# PROVIDED DATA:
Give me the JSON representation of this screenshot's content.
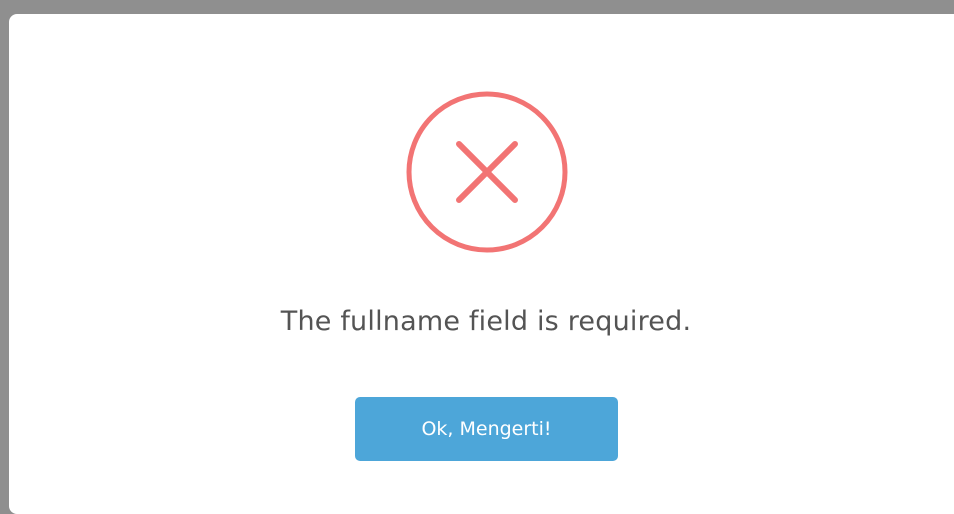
{
  "dialog": {
    "icon": "error-x-icon",
    "message": "The fullname field is required.",
    "confirm_label": "Ok, Mengerti!"
  },
  "colors": {
    "error_icon": "#f27474",
    "button_bg": "#4da6d9",
    "message_text": "#545454",
    "backdrop": "#8f8f8f"
  }
}
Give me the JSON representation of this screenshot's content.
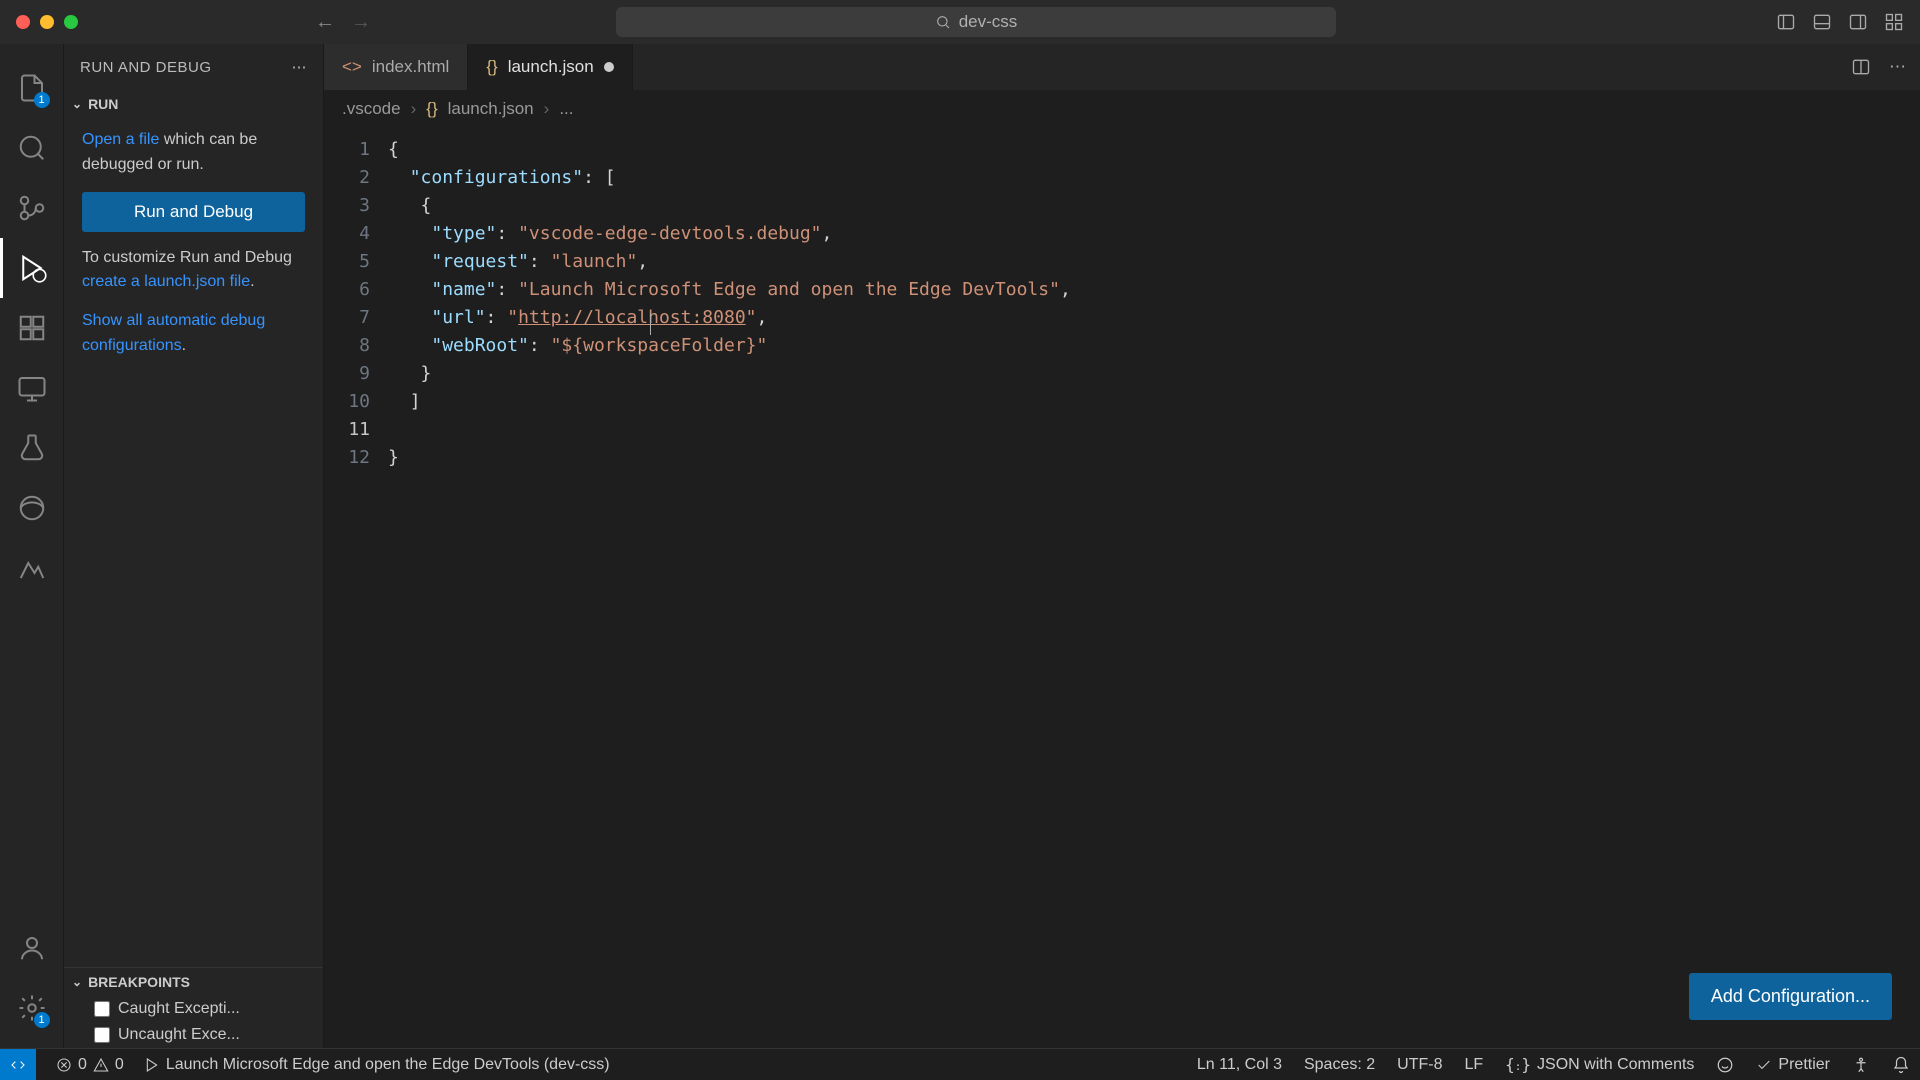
{
  "titlebar": {
    "workspace": "dev-css"
  },
  "activityBar": {
    "explorerBadge": "1",
    "settingsBadge": "1"
  },
  "sidebar": {
    "title": "RUN AND DEBUG",
    "runSection": "RUN",
    "openFileLink": "Open a file",
    "openFileRest": " which can be debugged or run.",
    "runDebugBtn": "Run and Debug",
    "customizePre": "To customize Run and Debug ",
    "createLink": "create a launch.json file",
    "customizePost": ".",
    "showAllLink": "Show all automatic debug configurations",
    "showAllPost": ".",
    "breakpointsTitle": "BREAKPOINTS",
    "bp1": "Caught Excepti...",
    "bp2": "Uncaught Exce..."
  },
  "tabs": {
    "tab1": "index.html",
    "tab2": "launch.json"
  },
  "breadcrumbs": {
    "c1": ".vscode",
    "c2": "launch.json",
    "c3": "..."
  },
  "lineNumbers": [
    "1",
    "2",
    "3",
    "4",
    "5",
    "6",
    "7",
    "8",
    "9",
    "10",
    "11",
    "12"
  ],
  "code": {
    "l1": "{",
    "l2_key": "\"configurations\"",
    "l2_rest": ": [",
    "l3": "{",
    "l4_key": "\"type\"",
    "l4_val": "\"vscode-edge-devtools.debug\"",
    "l5_key": "\"request\"",
    "l5_val": "\"launch\"",
    "l6_key": "\"name\"",
    "l6_val": "\"Launch Microsoft Edge and open the Edge DevTools\"",
    "l7_key": "\"url\"",
    "l7_q1": "\"",
    "l7_url": "http://localhost:8080",
    "l7_q2": "\"",
    "l8_key": "\"webRoot\"",
    "l8_val": "\"${workspaceFolder}\"",
    "l9": "}",
    "l10": "]",
    "l12": "}"
  },
  "addConfigBtn": "Add Configuration...",
  "statusbar": {
    "errors": "0",
    "warnings": "0",
    "launchConfig": "Launch Microsoft Edge and open the Edge DevTools (dev-css)",
    "cursor": "Ln 11, Col 3",
    "spaces": "Spaces: 2",
    "encoding": "UTF-8",
    "eol": "LF",
    "lang": "JSON with Comments",
    "prettier": "Prettier"
  }
}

# TASK REQUIREMENTS:
Working from the material above, transcribe it exactly while omitting pictures.

# PROBLEM SOLUTION:
Give me the JSON representation of this screenshot's content.
{
  "dialog": {
    "icon": "error-x-icon",
    "message": "The fullname field is required.",
    "confirm_label": "Ok, Mengerti!"
  },
  "colors": {
    "error_icon": "#f27474",
    "button_bg": "#4da6d9",
    "message_text": "#545454",
    "backdrop": "#8f8f8f"
  }
}
Give me the JSON representation of this screenshot's content.
{
  "titlebar": {
    "workspace": "dev-css"
  },
  "activityBar": {
    "explorerBadge": "1",
    "settingsBadge": "1"
  },
  "sidebar": {
    "title": "RUN AND DEBUG",
    "runSection": "RUN",
    "openFileLink": "Open a file",
    "openFileRest": " which can be debugged or run.",
    "runDebugBtn": "Run and Debug",
    "customizePre": "To customize Run and Debug ",
    "createLink": "create a launch.json file",
    "customizePost": ".",
    "showAllLink": "Show all automatic debug configurations",
    "showAllPost": ".",
    "breakpointsTitle": "BREAKPOINTS",
    "bp1": "Caught Excepti...",
    "bp2": "Uncaught Exce..."
  },
  "tabs": {
    "tab1": "index.html",
    "tab2": "launch.json"
  },
  "breadcrumbs": {
    "c1": ".vscode",
    "c2": "launch.json",
    "c3": "..."
  },
  "lineNumbers": [
    "1",
    "2",
    "3",
    "4",
    "5",
    "6",
    "7",
    "8",
    "9",
    "10",
    "11",
    "12"
  ],
  "code": {
    "l1": "{",
    "l2_key": "\"configurations\"",
    "l2_rest": ": [",
    "l3": "{",
    "l4_key": "\"type\"",
    "l4_val": "\"vscode-edge-devtools.debug\"",
    "l5_key": "\"request\"",
    "l5_val": "\"launch\"",
    "l6_key": "\"name\"",
    "l6_val": "\"Launch Microsoft Edge and open the Edge DevTools\"",
    "l7_key": "\"url\"",
    "l7_q1": "\"",
    "l7_url": "http://localhost:8080",
    "l7_q2": "\"",
    "l8_key": "\"webRoot\"",
    "l8_val": "\"${workspaceFolder}\"",
    "l9": "}",
    "l10": "]",
    "l12": "}"
  },
  "addConfigBtn": "Add Configuration...",
  "statusbar": {
    "errors": "0",
    "warnings": "0",
    "launchConfig": "Launch Microsoft Edge and open the Edge DevTools (dev-css)",
    "cursor": "Ln 11, Col 3",
    "spaces": "Spaces: 2",
    "encoding": "UTF-8",
    "eol": "LF",
    "lang": "JSON with Comments",
    "prettier": "Prettier"
  }
}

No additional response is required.